→ **Instruction**
Omit every picture, then give all the entries again exactly.

(Collected data)
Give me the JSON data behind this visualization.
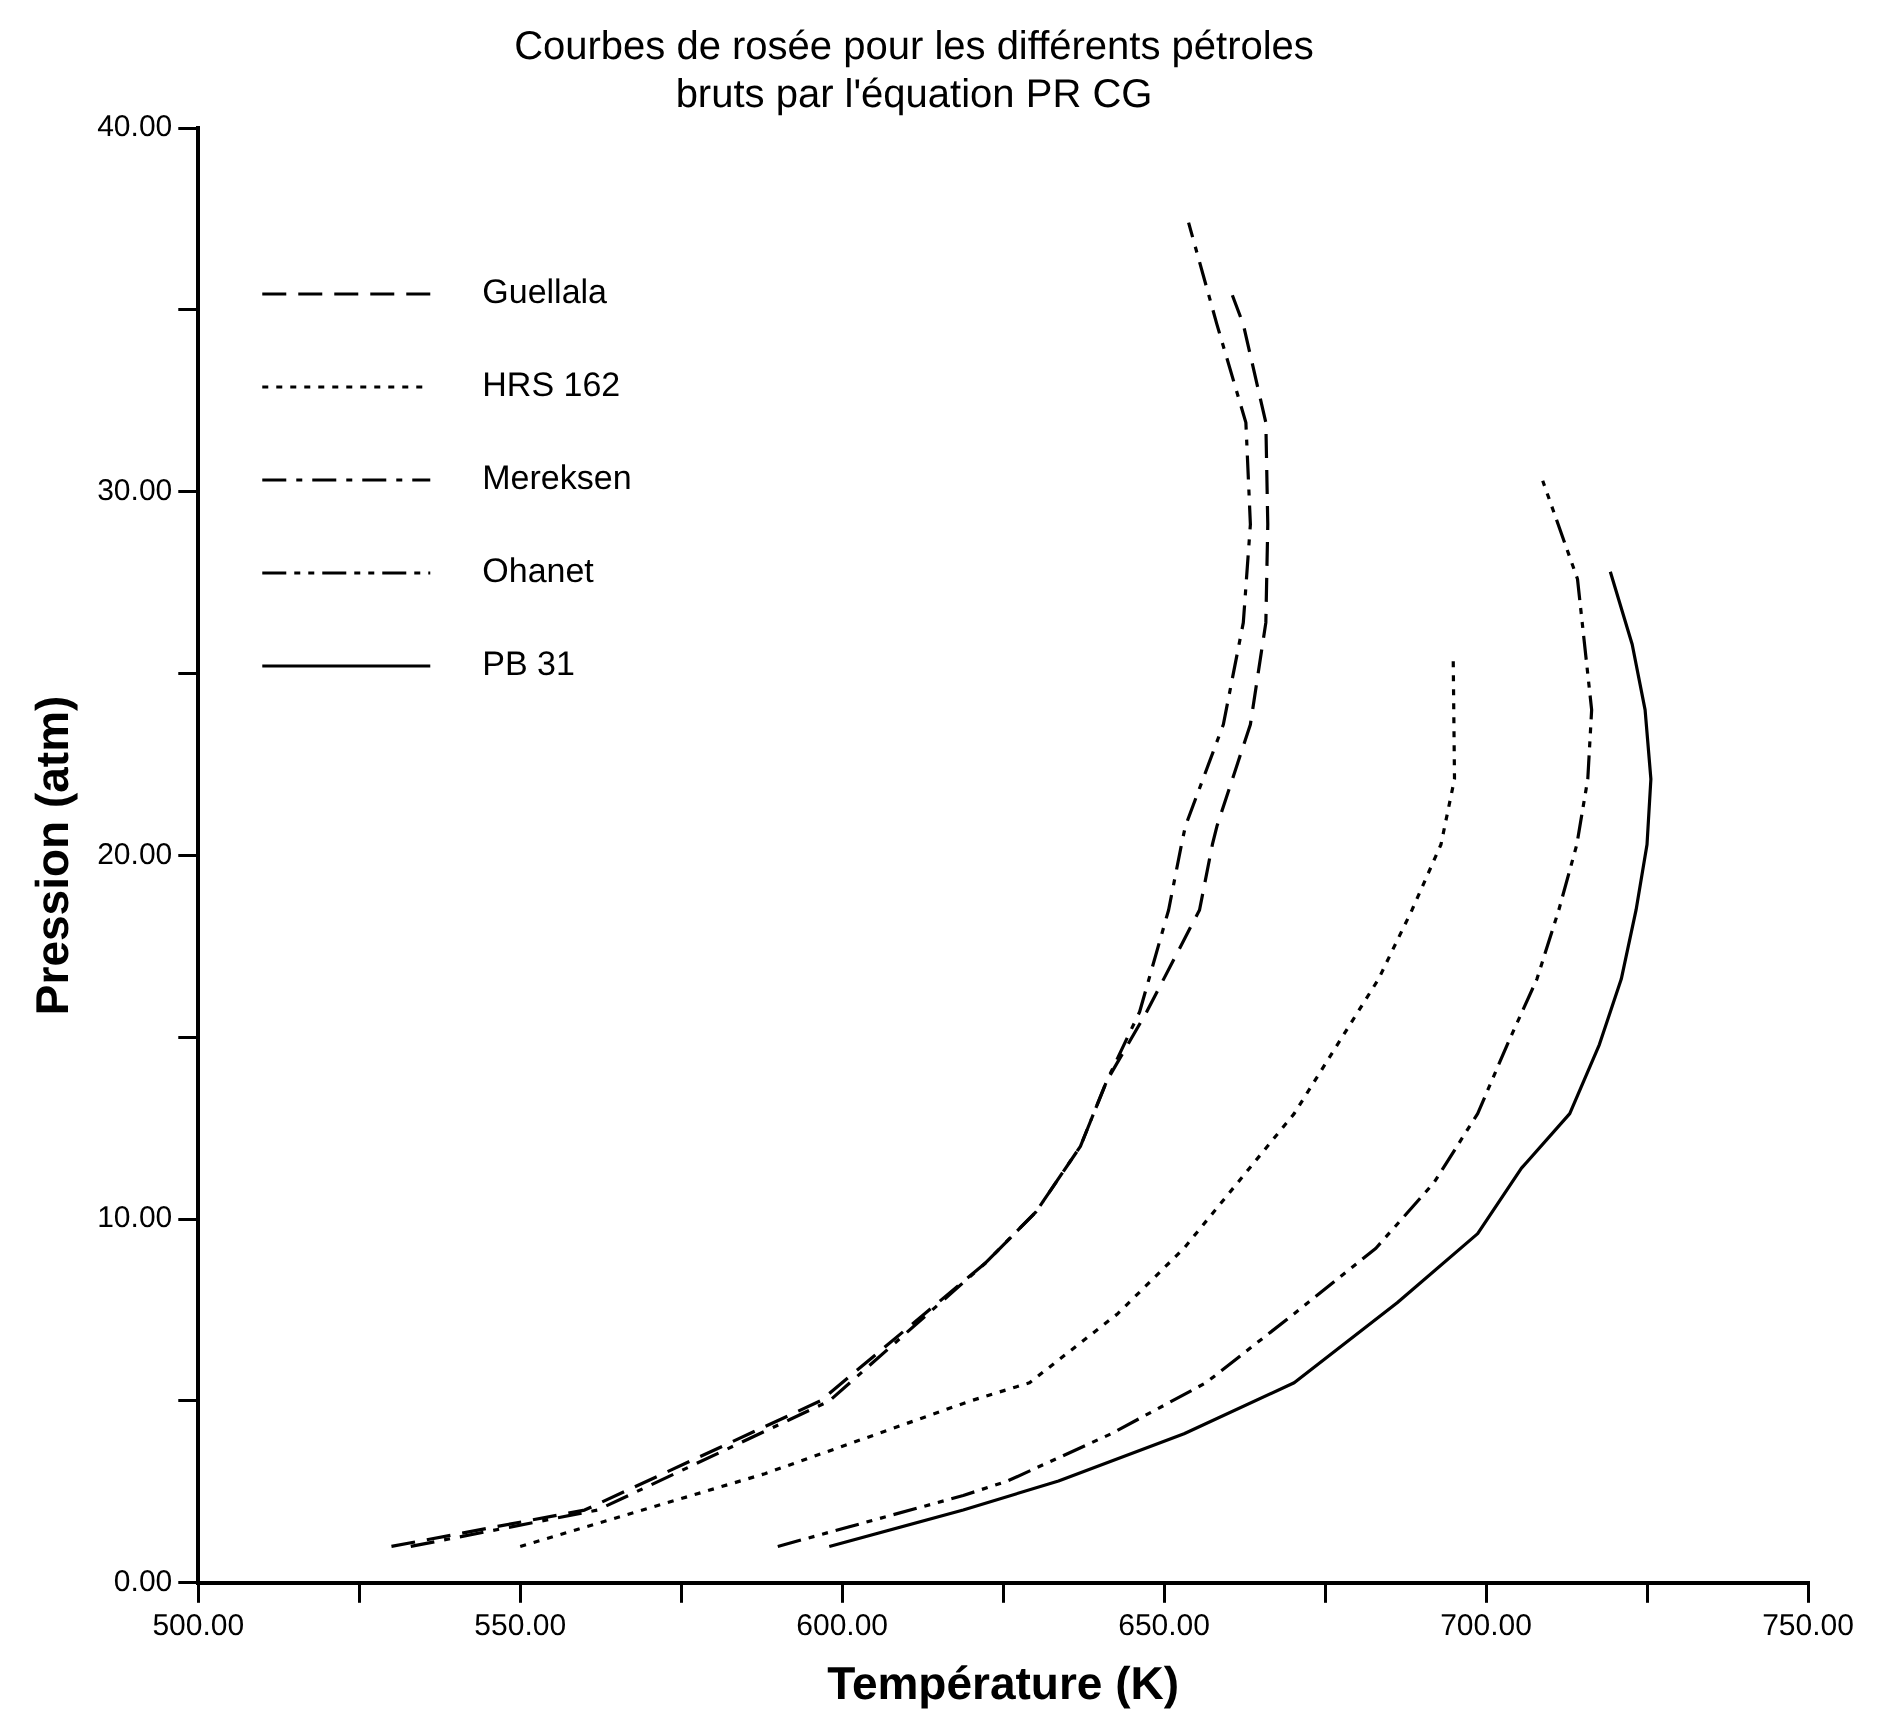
{
  "chart_data": {
    "type": "line",
    "title": "Courbes de rosée pour les différents pétroles\nbruts par l'équation PR CG",
    "xlabel": "Température (K)",
    "ylabel": "Pression (atm)",
    "xlim": [
      500,
      750
    ],
    "ylim": [
      0,
      40
    ],
    "xticks": [
      {
        "value": 500,
        "label": "500.00"
      },
      {
        "value": 525,
        "label": null
      },
      {
        "value": 550,
        "label": "550.00"
      },
      {
        "value": 575,
        "label": null
      },
      {
        "value": 600,
        "label": "600.00"
      },
      {
        "value": 625,
        "label": null
      },
      {
        "value": 650,
        "label": "650.00"
      },
      {
        "value": 675,
        "label": null
      },
      {
        "value": 700,
        "label": "700.00"
      },
      {
        "value": 725,
        "label": null
      },
      {
        "value": 750,
        "label": "750.00"
      }
    ],
    "yticks": [
      {
        "value": 0,
        "label": "0.00"
      },
      {
        "value": 5,
        "label": null
      },
      {
        "value": 10,
        "label": "10.00"
      },
      {
        "value": 15,
        "label": null
      },
      {
        "value": 20,
        "label": "20.00"
      },
      {
        "value": 25,
        "label": null
      },
      {
        "value": 30,
        "label": "30.00"
      },
      {
        "value": 35,
        "label": null
      },
      {
        "value": 40,
        "label": "40.00"
      }
    ],
    "grid": false,
    "legend": "top left",
    "marker": "none",
    "series": [
      {
        "name": "Guellala",
        "color": "#000000",
        "line_style": "dashed",
        "x": [
          530,
          560,
          596.6,
          622.3,
          630.1,
          637,
          641.1,
          647.3,
          655.5,
          657.5,
          658.2,
          663.4,
          665.8,
          666.1,
          665.8,
          662.3,
          660.6
        ],
        "values": [
          1,
          2,
          5,
          8.8,
          10.2,
          12,
          13.8,
          15.7,
          18.5,
          20.3,
          20.8,
          23.6,
          26.4,
          29.1,
          31.9,
          34.6,
          35.4
        ]
      },
      {
        "name": "HRS 162",
        "color": "#000000",
        "line_style": "dotted",
        "x": [
          550,
          569,
          588,
          619.9,
          629.1,
          642.8,
          653.1,
          670.2,
          683.3,
          688.5,
          693,
          695.1,
          694.9
        ],
        "values": [
          1,
          2,
          3,
          5,
          5.5,
          7.4,
          9.2,
          12.9,
          16.6,
          18.5,
          20.3,
          22.1,
          25.4
        ]
      },
      {
        "name": "Mereksen",
        "color": "#000000",
        "line_style": "dashdot",
        "x": [
          533,
          562,
          598,
          622.3,
          630.1,
          637,
          641.1,
          646.2,
          650.7,
          652.7,
          653.3,
          659.2,
          662.3,
          663.4,
          662.7,
          658.2,
          653.8
        ],
        "values": [
          1,
          2,
          5,
          8.8,
          10.2,
          12,
          13.8,
          15.7,
          18.5,
          20.3,
          20.8,
          23.6,
          26.4,
          29.1,
          31.9,
          34.6,
          37.4
        ]
      },
      {
        "name": "Ohanet",
        "color": "#000000",
        "line_style": "dashdotdot",
        "x": [
          590,
          618.8,
          625.7,
          641.8,
          656.5,
          670.2,
          682.9,
          691.9,
          698.7,
          703.3,
          707.9,
          711.3,
          714.1,
          715.8,
          716.4,
          714.2,
          708.8
        ],
        "values": [
          1,
          2.4,
          2.8,
          4.1,
          5.5,
          7.4,
          9.2,
          11,
          12.9,
          14.8,
          16.6,
          18.5,
          20.3,
          22.1,
          24,
          27.6,
          30.3
        ]
      },
      {
        "name": "PB 31",
        "color": "#000000",
        "line_style": "solid",
        "x": [
          598,
          618.8,
          633.6,
          653.1,
          670.2,
          686.2,
          698.7,
          705.5,
          713,
          717.6,
          721,
          723.3,
          725,
          725.6,
          724.7,
          722.7,
          719.3
        ],
        "values": [
          1,
          2,
          2.8,
          4.1,
          5.5,
          7.7,
          9.6,
          11.4,
          12.9,
          14.8,
          16.6,
          18.5,
          20.3,
          22.1,
          24,
          25.8,
          27.8
        ]
      }
    ]
  }
}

→ **Problem solution**
Give me the JSON data behind this visualization.
{
  "chart_data": {
    "type": "line",
    "title": "Courbes de rosée pour les différents pétroles\nbruts par l'équation PR CG",
    "xlabel": "Température (K)",
    "ylabel": "Pression (atm)",
    "xlim": [
      500,
      750
    ],
    "ylim": [
      0,
      40
    ],
    "xticks": [
      {
        "value": 500,
        "label": "500.00"
      },
      {
        "value": 525,
        "label": null
      },
      {
        "value": 550,
        "label": "550.00"
      },
      {
        "value": 575,
        "label": null
      },
      {
        "value": 600,
        "label": "600.00"
      },
      {
        "value": 625,
        "label": null
      },
      {
        "value": 650,
        "label": "650.00"
      },
      {
        "value": 675,
        "label": null
      },
      {
        "value": 700,
        "label": "700.00"
      },
      {
        "value": 725,
        "label": null
      },
      {
        "value": 750,
        "label": "750.00"
      }
    ],
    "yticks": [
      {
        "value": 0,
        "label": "0.00"
      },
      {
        "value": 5,
        "label": null
      },
      {
        "value": 10,
        "label": "10.00"
      },
      {
        "value": 15,
        "label": null
      },
      {
        "value": 20,
        "label": "20.00"
      },
      {
        "value": 25,
        "label": null
      },
      {
        "value": 30,
        "label": "30.00"
      },
      {
        "value": 35,
        "label": null
      },
      {
        "value": 40,
        "label": "40.00"
      }
    ],
    "grid": false,
    "legend": "top left",
    "marker": "none",
    "series": [
      {
        "name": "Guellala",
        "color": "#000000",
        "line_style": "dashed",
        "x": [
          530,
          560,
          596.6,
          622.3,
          630.1,
          637,
          641.1,
          647.3,
          655.5,
          657.5,
          658.2,
          663.4,
          665.8,
          666.1,
          665.8,
          662.3,
          660.6
        ],
        "values": [
          1,
          2,
          5,
          8.8,
          10.2,
          12,
          13.8,
          15.7,
          18.5,
          20.3,
          20.8,
          23.6,
          26.4,
          29.1,
          31.9,
          34.6,
          35.4
        ]
      },
      {
        "name": "HRS 162",
        "color": "#000000",
        "line_style": "dotted",
        "x": [
          550,
          569,
          588,
          619.9,
          629.1,
          642.8,
          653.1,
          670.2,
          683.3,
          688.5,
          693,
          695.1,
          694.9
        ],
        "values": [
          1,
          2,
          3,
          5,
          5.5,
          7.4,
          9.2,
          12.9,
          16.6,
          18.5,
          20.3,
          22.1,
          25.4
        ]
      },
      {
        "name": "Mereksen",
        "color": "#000000",
        "line_style": "dashdot",
        "x": [
          533,
          562,
          598,
          622.3,
          630.1,
          637,
          641.1,
          646.2,
          650.7,
          652.7,
          653.3,
          659.2,
          662.3,
          663.4,
          662.7,
          658.2,
          653.8
        ],
        "values": [
          1,
          2,
          5,
          8.8,
          10.2,
          12,
          13.8,
          15.7,
          18.5,
          20.3,
          20.8,
          23.6,
          26.4,
          29.1,
          31.9,
          34.6,
          37.4
        ]
      },
      {
        "name": "Ohanet",
        "color": "#000000",
        "line_style": "dashdotdot",
        "x": [
          590,
          618.8,
          625.7,
          641.8,
          656.5,
          670.2,
          682.9,
          691.9,
          698.7,
          703.3,
          707.9,
          711.3,
          714.1,
          715.8,
          716.4,
          714.2,
          708.8
        ],
        "values": [
          1,
          2.4,
          2.8,
          4.1,
          5.5,
          7.4,
          9.2,
          11,
          12.9,
          14.8,
          16.6,
          18.5,
          20.3,
          22.1,
          24,
          27.6,
          30.3
        ]
      },
      {
        "name": "PB 31",
        "color": "#000000",
        "line_style": "solid",
        "x": [
          598,
          618.8,
          633.6,
          653.1,
          670.2,
          686.2,
          698.7,
          705.5,
          713,
          717.6,
          721,
          723.3,
          725,
          725.6,
          724.7,
          722.7,
          719.3
        ],
        "values": [
          1,
          2,
          2.8,
          4.1,
          5.5,
          7.7,
          9.6,
          11.4,
          12.9,
          14.8,
          16.6,
          18.5,
          20.3,
          22.1,
          24,
          25.8,
          27.8
        ]
      }
    ]
  }
}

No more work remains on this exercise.